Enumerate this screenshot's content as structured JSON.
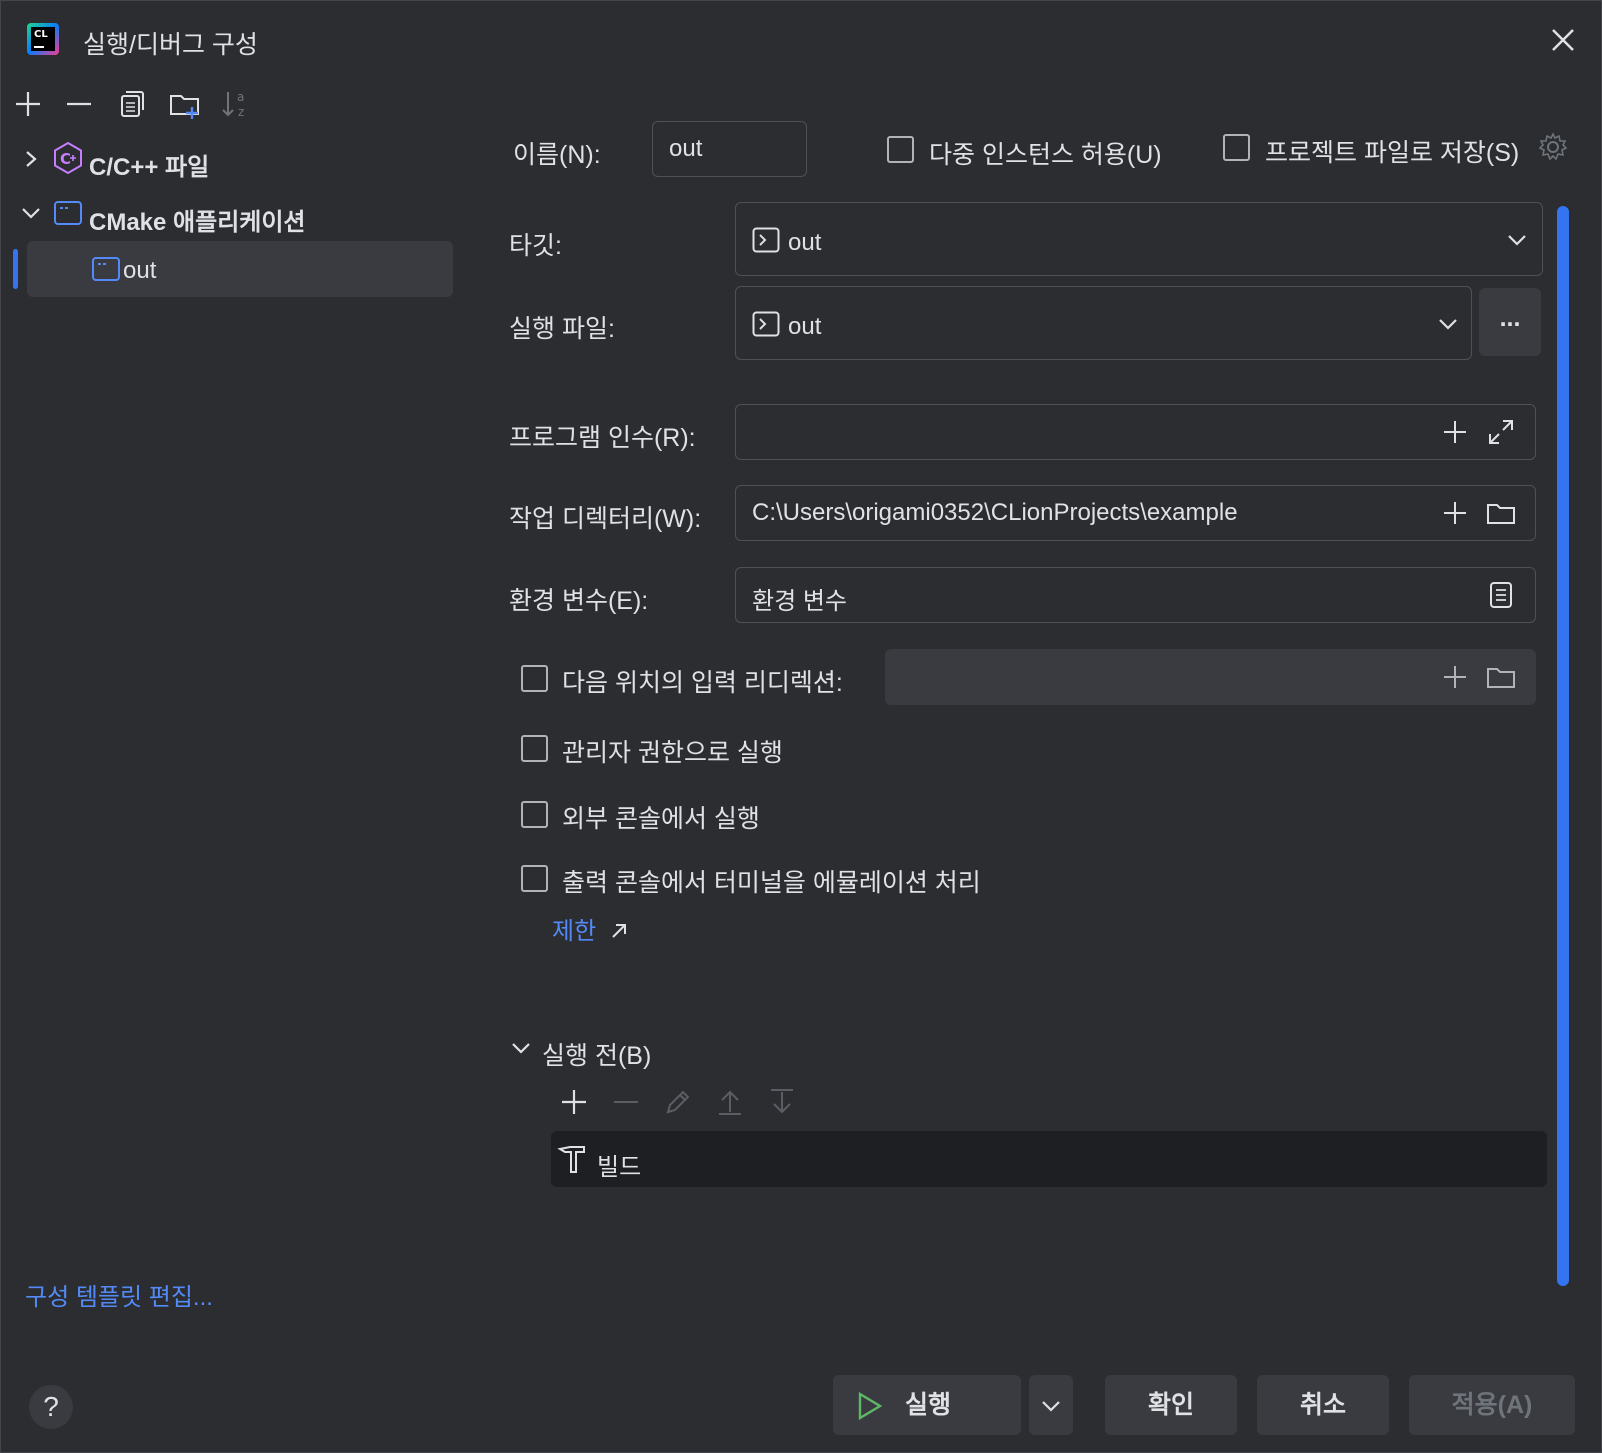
{
  "window": {
    "title": "실행/디버그 구성"
  },
  "left_toolbar": {
    "add": "add-icon",
    "remove": "remove-icon",
    "copy": "copy-icon",
    "folder": "new-folder-icon",
    "sort": "sort-icon"
  },
  "tree": {
    "group1": {
      "label": "C/C++ 파일"
    },
    "group2": {
      "label": "CMake 애플리케이션"
    },
    "item": {
      "label": "out"
    }
  },
  "edit_templates": "구성 템플릿 편집...",
  "form": {
    "name_label": "이름(N):",
    "name_value": "out",
    "multi_instance": "다중 인스턴스 허용(U)",
    "save_project": "프로젝트 파일로 저장(S)",
    "target_label": "타깃:",
    "target_value": "out",
    "exe_label": "실행 파일:",
    "exe_value": "out",
    "exe_browse": "...",
    "args_label": "프로그램 인수(R):",
    "args_value": "",
    "workdir_label": "작업 디렉터리(W):",
    "workdir_value": "C:\\Users\\origami0352\\CLionProjects\\example",
    "env_label": "환경 변수(E):",
    "env_value": "환경 변수",
    "redirect_label": "다음 위치의 입력 리디렉션:",
    "redirect_value": "",
    "admin_label": "관리자 권한으로 실행",
    "external_console_label": "외부 콘솔에서 실행",
    "emulate_terminal_label": "출력 콘솔에서 터미널을 에뮬레이션 처리",
    "limit_link": "제한",
    "before_launch_label": "실행 전(B)",
    "build_task": "빌드"
  },
  "buttons": {
    "run": "실행",
    "ok": "확인",
    "cancel": "취소",
    "apply": "적용(A)",
    "help": "?"
  }
}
—————
### [Problem details]
Set down every entry word for word, but omit the pictures.

### [Problem solution]
Enumerate this screenshot's content as structured JSON.
{
  "window": {
    "title": "실행/디버그 구성"
  },
  "left_toolbar": {
    "add": "add-icon",
    "remove": "remove-icon",
    "copy": "copy-icon",
    "folder": "new-folder-icon",
    "sort": "sort-icon"
  },
  "tree": {
    "group1": {
      "label": "C/C++ 파일"
    },
    "group2": {
      "label": "CMake 애플리케이션"
    },
    "item": {
      "label": "out"
    }
  },
  "edit_templates": "구성 템플릿 편집...",
  "form": {
    "name_label": "이름(N):",
    "name_value": "out",
    "multi_instance": "다중 인스턴스 허용(U)",
    "save_project": "프로젝트 파일로 저장(S)",
    "target_label": "타깃:",
    "target_value": "out",
    "exe_label": "실행 파일:",
    "exe_value": "out",
    "exe_browse": "...",
    "args_label": "프로그램 인수(R):",
    "args_value": "",
    "workdir_label": "작업 디렉터리(W):",
    "workdir_value": "C:\\Users\\origami0352\\CLionProjects\\example",
    "env_label": "환경 변수(E):",
    "env_value": "환경 변수",
    "redirect_label": "다음 위치의 입력 리디렉션:",
    "redirect_value": "",
    "admin_label": "관리자 권한으로 실행",
    "external_console_label": "외부 콘솔에서 실행",
    "emulate_terminal_label": "출력 콘솔에서 터미널을 에뮬레이션 처리",
    "limit_link": "제한",
    "before_launch_label": "실행 전(B)",
    "build_task": "빌드"
  },
  "buttons": {
    "run": "실행",
    "ok": "확인",
    "cancel": "취소",
    "apply": "적용(A)",
    "help": "?"
  }
}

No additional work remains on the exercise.